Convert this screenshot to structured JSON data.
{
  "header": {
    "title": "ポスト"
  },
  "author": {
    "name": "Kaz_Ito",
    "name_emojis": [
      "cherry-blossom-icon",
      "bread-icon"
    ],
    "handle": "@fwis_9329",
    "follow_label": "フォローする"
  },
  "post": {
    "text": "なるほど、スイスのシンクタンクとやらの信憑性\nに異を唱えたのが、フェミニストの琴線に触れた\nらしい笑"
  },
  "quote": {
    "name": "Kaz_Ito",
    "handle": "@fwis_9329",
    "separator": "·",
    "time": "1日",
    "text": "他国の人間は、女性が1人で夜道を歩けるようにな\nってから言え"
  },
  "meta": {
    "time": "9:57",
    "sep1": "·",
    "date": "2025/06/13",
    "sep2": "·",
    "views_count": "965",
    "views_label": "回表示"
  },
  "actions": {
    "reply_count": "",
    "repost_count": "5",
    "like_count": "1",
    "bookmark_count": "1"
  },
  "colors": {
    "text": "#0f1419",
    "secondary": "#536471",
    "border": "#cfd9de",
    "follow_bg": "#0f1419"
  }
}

■ **Instructions for the task**
All of the lines above need to be given again exactly.

■ **Written solution**
Convert this screenshot to structured JSON data.
{
  "header": {
    "title": "ポスト"
  },
  "author": {
    "name": "Kaz_Ito",
    "name_emojis": [
      "cherry-blossom-icon",
      "bread-icon"
    ],
    "handle": "@fwis_9329",
    "follow_label": "フォローする"
  },
  "post": {
    "text": "なるほど、スイスのシンクタンクとやらの信憑性\nに異を唱えたのが、フェミニストの琴線に触れた\nらしい笑"
  },
  "quote": {
    "name": "Kaz_Ito",
    "handle": "@fwis_9329",
    "separator": "·",
    "time": "1日",
    "text": "他国の人間は、女性が1人で夜道を歩けるようにな\nってから言え"
  },
  "meta": {
    "time": "9:57",
    "sep1": "·",
    "date": "2025/06/13",
    "sep2": "·",
    "views_count": "965",
    "views_label": "回表示"
  },
  "actions": {
    "reply_count": "",
    "repost_count": "5",
    "like_count": "1",
    "bookmark_count": "1"
  },
  "colors": {
    "text": "#0f1419",
    "secondary": "#536471",
    "border": "#cfd9de",
    "follow_bg": "#0f1419"
  }
}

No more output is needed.